Exercise: Convert the entries from their first line through the line containing "- create-button[interactable]: Create: [2292, 189, 2530, 258]", both ends included, into a JSON list of strings with one string per line and blank lines omitted.

Coordinate annotation records
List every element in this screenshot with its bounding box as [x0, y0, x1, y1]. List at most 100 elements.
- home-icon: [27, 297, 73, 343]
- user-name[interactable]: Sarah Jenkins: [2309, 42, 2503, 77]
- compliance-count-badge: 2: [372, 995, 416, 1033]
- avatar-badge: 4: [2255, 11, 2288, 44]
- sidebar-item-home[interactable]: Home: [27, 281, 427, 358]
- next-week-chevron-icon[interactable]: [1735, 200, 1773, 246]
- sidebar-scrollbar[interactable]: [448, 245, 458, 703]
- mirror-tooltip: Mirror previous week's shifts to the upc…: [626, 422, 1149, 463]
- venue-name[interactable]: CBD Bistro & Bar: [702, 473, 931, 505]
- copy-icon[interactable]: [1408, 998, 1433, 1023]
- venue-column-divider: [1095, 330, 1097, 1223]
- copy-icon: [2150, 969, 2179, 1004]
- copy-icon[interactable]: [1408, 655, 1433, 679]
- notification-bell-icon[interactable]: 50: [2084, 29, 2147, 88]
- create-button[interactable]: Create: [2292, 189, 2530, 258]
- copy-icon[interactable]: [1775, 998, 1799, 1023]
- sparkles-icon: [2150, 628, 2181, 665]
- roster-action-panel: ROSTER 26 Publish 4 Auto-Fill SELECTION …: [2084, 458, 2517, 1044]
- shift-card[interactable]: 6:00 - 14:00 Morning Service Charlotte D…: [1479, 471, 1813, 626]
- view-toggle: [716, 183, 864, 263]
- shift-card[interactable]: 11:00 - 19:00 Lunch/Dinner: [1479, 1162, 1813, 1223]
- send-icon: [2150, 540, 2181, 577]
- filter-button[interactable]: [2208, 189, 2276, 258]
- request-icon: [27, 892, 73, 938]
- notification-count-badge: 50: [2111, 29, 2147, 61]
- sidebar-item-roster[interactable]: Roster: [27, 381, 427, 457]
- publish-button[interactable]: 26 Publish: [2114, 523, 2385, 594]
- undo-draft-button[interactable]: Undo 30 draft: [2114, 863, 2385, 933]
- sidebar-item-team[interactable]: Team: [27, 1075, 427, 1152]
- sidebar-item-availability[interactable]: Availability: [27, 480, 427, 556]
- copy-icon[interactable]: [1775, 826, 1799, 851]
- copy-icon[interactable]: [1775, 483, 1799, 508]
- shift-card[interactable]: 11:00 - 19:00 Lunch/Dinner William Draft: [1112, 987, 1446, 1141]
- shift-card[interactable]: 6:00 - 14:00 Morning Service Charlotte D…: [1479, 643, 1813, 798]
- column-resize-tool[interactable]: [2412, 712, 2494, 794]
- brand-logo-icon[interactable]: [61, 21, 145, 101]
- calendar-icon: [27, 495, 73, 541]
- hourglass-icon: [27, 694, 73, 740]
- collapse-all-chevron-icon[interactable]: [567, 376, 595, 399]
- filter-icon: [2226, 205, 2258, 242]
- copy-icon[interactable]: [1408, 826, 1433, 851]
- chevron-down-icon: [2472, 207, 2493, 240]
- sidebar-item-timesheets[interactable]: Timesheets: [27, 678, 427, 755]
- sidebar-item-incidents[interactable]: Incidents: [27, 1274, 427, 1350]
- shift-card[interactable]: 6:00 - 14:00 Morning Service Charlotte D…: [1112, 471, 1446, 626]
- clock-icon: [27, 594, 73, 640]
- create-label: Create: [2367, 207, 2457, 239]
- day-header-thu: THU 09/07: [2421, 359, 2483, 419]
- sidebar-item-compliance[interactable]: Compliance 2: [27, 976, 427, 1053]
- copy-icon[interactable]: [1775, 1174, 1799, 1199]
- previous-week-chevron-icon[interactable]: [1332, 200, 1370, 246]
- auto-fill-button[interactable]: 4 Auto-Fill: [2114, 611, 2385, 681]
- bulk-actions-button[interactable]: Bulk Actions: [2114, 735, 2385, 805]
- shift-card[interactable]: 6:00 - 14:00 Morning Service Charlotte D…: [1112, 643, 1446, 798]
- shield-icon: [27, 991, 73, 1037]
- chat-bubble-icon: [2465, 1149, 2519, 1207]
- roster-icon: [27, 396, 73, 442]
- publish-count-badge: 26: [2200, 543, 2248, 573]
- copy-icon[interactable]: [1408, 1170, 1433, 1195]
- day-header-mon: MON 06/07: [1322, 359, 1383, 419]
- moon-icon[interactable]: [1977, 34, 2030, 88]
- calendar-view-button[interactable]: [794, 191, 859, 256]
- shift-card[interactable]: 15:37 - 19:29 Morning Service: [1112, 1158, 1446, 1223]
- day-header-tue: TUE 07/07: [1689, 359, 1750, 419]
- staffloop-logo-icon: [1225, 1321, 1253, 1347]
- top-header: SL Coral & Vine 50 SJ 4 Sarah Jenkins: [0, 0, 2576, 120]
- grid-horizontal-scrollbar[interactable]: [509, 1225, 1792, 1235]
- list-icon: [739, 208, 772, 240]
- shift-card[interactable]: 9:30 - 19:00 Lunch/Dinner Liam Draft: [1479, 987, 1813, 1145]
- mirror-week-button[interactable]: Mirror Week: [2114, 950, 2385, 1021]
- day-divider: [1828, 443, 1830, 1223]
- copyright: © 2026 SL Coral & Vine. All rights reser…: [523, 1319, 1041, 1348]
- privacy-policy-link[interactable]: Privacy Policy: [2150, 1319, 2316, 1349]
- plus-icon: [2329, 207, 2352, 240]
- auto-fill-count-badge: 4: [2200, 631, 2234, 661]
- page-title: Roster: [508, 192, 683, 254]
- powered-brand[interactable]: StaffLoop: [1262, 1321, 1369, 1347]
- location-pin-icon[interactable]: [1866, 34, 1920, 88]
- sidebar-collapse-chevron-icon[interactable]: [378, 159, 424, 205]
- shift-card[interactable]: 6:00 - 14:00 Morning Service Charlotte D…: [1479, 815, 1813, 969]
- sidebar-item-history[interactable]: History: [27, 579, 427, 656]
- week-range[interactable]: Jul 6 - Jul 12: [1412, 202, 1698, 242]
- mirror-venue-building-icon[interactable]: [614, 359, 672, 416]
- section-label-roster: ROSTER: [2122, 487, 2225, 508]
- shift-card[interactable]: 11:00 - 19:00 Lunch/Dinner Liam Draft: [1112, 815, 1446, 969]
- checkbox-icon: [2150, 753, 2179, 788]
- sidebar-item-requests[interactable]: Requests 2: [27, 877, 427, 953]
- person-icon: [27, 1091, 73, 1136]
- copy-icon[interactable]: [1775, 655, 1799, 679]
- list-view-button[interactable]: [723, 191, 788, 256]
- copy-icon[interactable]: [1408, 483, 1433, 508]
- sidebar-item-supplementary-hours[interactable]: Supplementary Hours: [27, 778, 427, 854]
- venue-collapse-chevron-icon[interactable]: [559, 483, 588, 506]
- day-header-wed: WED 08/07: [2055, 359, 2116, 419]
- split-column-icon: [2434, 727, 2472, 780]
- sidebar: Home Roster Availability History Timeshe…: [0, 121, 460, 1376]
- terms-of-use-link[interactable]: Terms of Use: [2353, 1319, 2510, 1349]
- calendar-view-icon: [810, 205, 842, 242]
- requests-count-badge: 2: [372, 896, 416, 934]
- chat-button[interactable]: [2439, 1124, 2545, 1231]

Exercise response:
[
  "List every element in this screenshot with its bounding box as [x0, y0, x1, y1]. List at most 100 elements.",
  "- home-icon: [27, 297, 73, 343]",
  "- user-name[interactable]: Sarah Jenkins: [2309, 42, 2503, 77]",
  "- compliance-count-badge: 2: [372, 995, 416, 1033]",
  "- avatar-badge: 4: [2255, 11, 2288, 44]",
  "- sidebar-item-home[interactable]: Home: [27, 281, 427, 358]",
  "- next-week-chevron-icon[interactable]: [1735, 200, 1773, 246]",
  "- sidebar-scrollbar[interactable]: [448, 245, 458, 703]",
  "- mirror-tooltip: Mirror previous week's shifts to the upc…: [626, 422, 1149, 463]",
  "- venue-name[interactable]: CBD Bistro & Bar: [702, 473, 931, 505]",
  "- copy-icon[interactable]: [1408, 998, 1433, 1023]",
  "- venue-column-divider: [1095, 330, 1097, 1223]",
  "- copy-icon: [2150, 969, 2179, 1004]",
  "- copy-icon[interactable]: [1408, 655, 1433, 679]",
  "- notification-bell-icon[interactable]: 50: [2084, 29, 2147, 88]",
  "- create-button[interactable]: Create: [2292, 189, 2530, 258]"
]